Task objective - Locate the word "symmetry" in the entries below, then gather every line that holds it.

Excerpt from a dataset -
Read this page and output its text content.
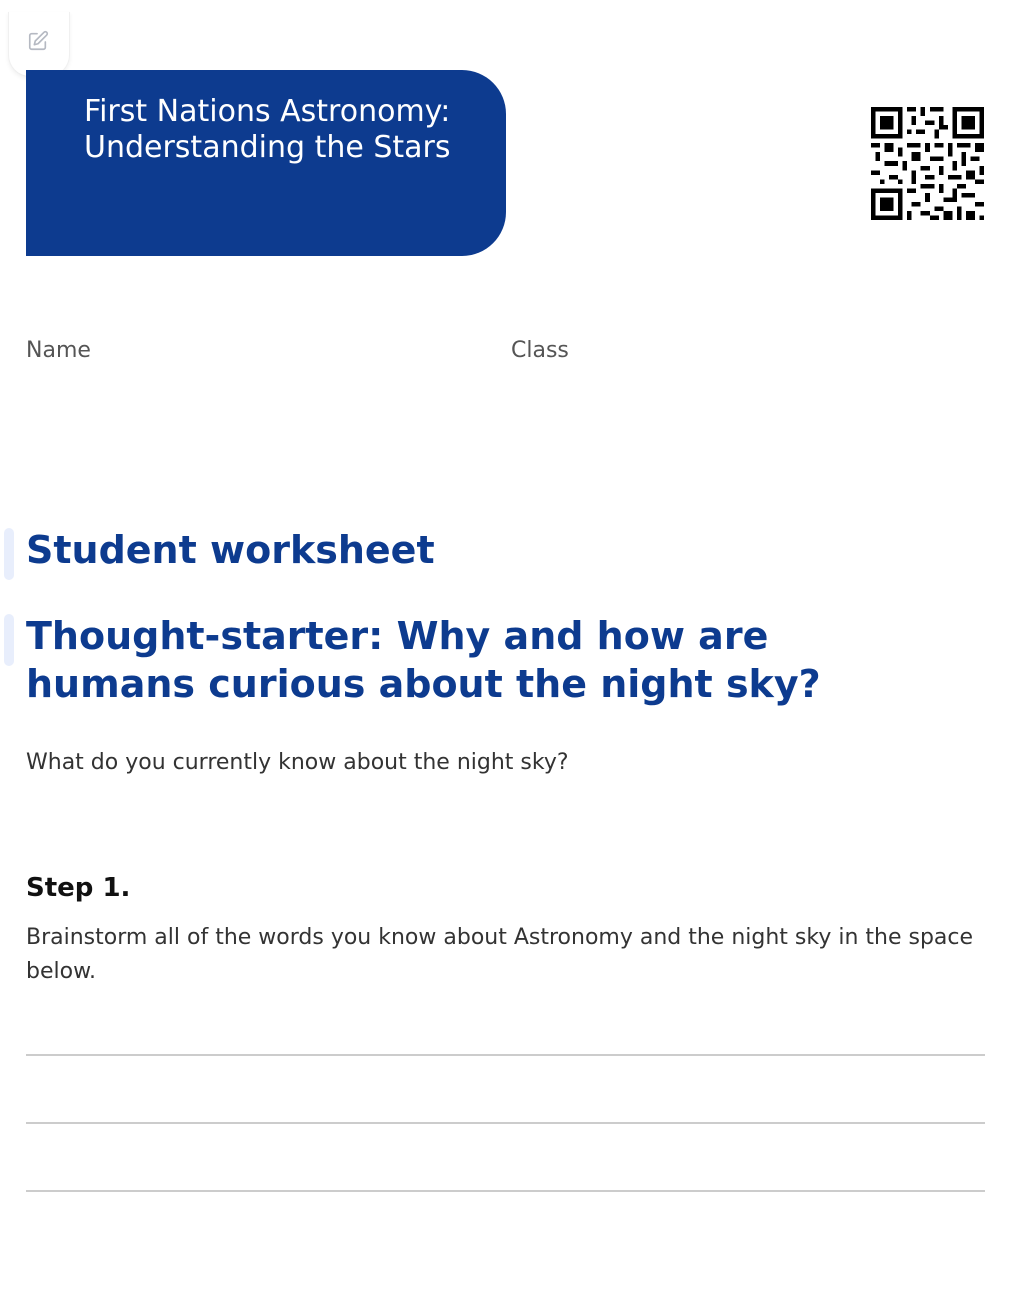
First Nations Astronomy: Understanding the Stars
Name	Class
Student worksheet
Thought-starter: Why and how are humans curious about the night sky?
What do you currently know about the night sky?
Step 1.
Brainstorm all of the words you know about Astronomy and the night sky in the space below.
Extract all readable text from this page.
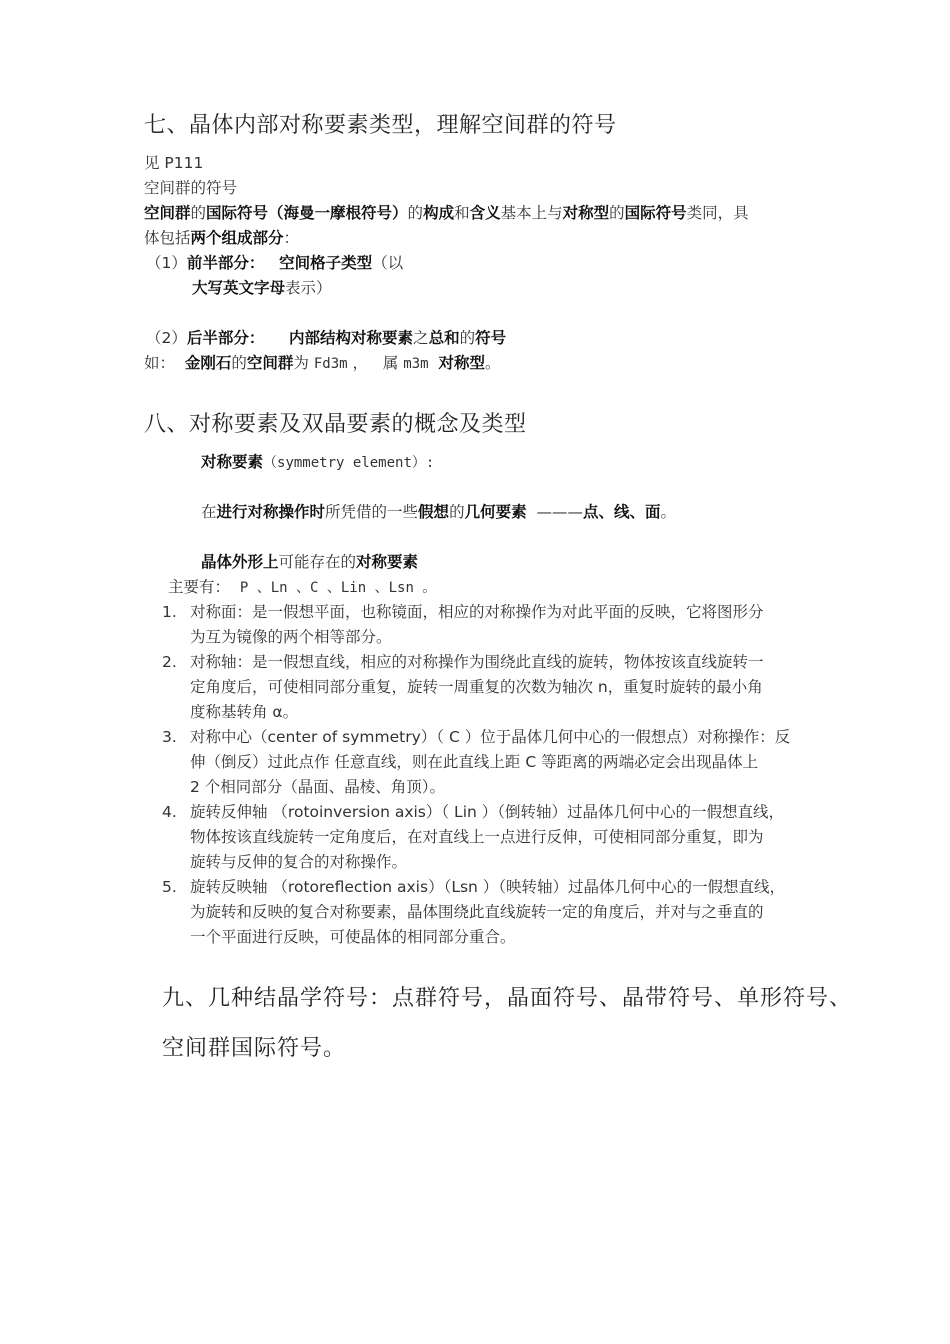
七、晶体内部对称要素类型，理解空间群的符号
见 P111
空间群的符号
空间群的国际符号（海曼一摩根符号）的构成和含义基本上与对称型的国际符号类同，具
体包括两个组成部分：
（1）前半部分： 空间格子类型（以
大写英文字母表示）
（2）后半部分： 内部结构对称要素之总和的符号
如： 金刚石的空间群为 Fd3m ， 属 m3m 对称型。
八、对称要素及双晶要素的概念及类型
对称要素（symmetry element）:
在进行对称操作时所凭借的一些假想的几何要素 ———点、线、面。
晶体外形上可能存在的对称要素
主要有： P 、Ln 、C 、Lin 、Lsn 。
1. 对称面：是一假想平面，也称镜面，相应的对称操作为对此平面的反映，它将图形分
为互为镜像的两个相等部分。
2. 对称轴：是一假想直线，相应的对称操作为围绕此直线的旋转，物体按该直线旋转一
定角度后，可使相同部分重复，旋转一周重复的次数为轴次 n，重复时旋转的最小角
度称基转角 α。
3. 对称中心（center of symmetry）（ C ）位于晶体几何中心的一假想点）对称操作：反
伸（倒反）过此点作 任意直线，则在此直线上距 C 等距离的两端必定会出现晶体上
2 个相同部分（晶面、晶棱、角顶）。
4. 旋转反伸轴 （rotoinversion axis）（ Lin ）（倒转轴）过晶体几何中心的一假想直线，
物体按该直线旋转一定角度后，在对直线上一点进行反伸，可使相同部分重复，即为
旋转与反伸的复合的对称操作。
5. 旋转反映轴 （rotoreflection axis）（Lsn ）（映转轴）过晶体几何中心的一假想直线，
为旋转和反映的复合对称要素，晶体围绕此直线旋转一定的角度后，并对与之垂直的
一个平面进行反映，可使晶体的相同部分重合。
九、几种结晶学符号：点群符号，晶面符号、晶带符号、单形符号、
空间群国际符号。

...

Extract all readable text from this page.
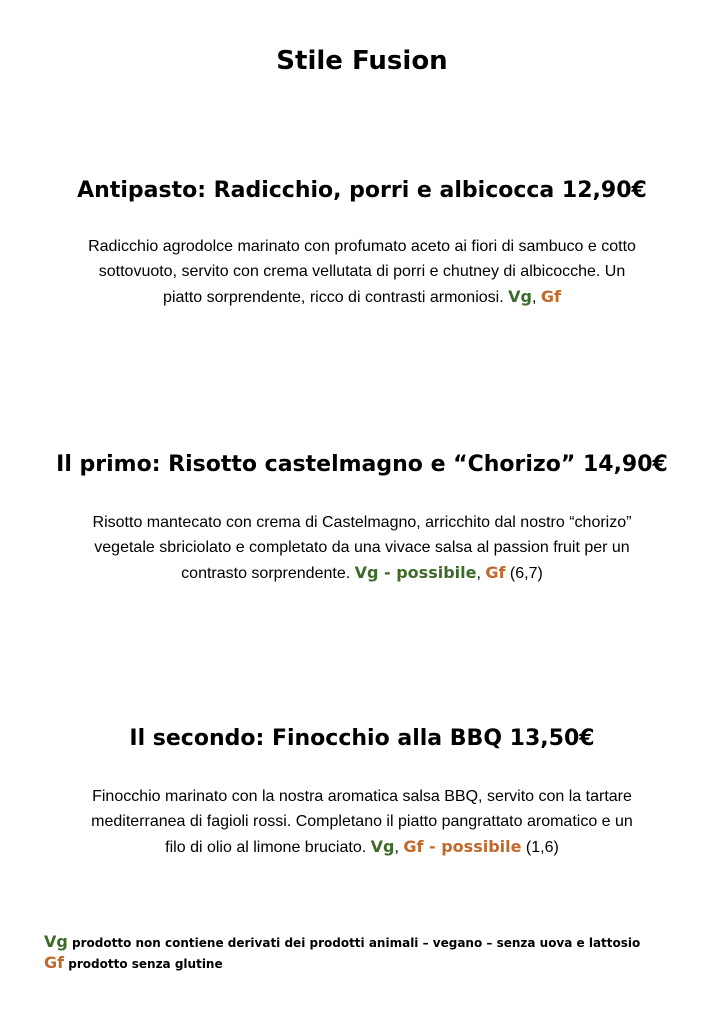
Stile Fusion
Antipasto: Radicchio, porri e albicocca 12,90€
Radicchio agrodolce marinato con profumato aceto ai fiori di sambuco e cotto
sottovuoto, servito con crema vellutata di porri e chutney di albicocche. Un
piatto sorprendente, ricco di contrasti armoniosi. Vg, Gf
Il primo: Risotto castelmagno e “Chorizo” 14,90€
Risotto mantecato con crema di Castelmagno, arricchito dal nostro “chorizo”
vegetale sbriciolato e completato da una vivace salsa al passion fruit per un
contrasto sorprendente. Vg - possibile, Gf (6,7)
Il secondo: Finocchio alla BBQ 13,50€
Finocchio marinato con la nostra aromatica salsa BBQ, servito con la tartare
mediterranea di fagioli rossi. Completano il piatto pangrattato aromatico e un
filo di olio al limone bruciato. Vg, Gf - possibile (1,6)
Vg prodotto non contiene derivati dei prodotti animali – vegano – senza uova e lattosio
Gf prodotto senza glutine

Written response -
对称要素（symmetry element）:
3. 对称中心（center of symmetry）（ C ）位于晶体几何中心的一假想点）对称操作：反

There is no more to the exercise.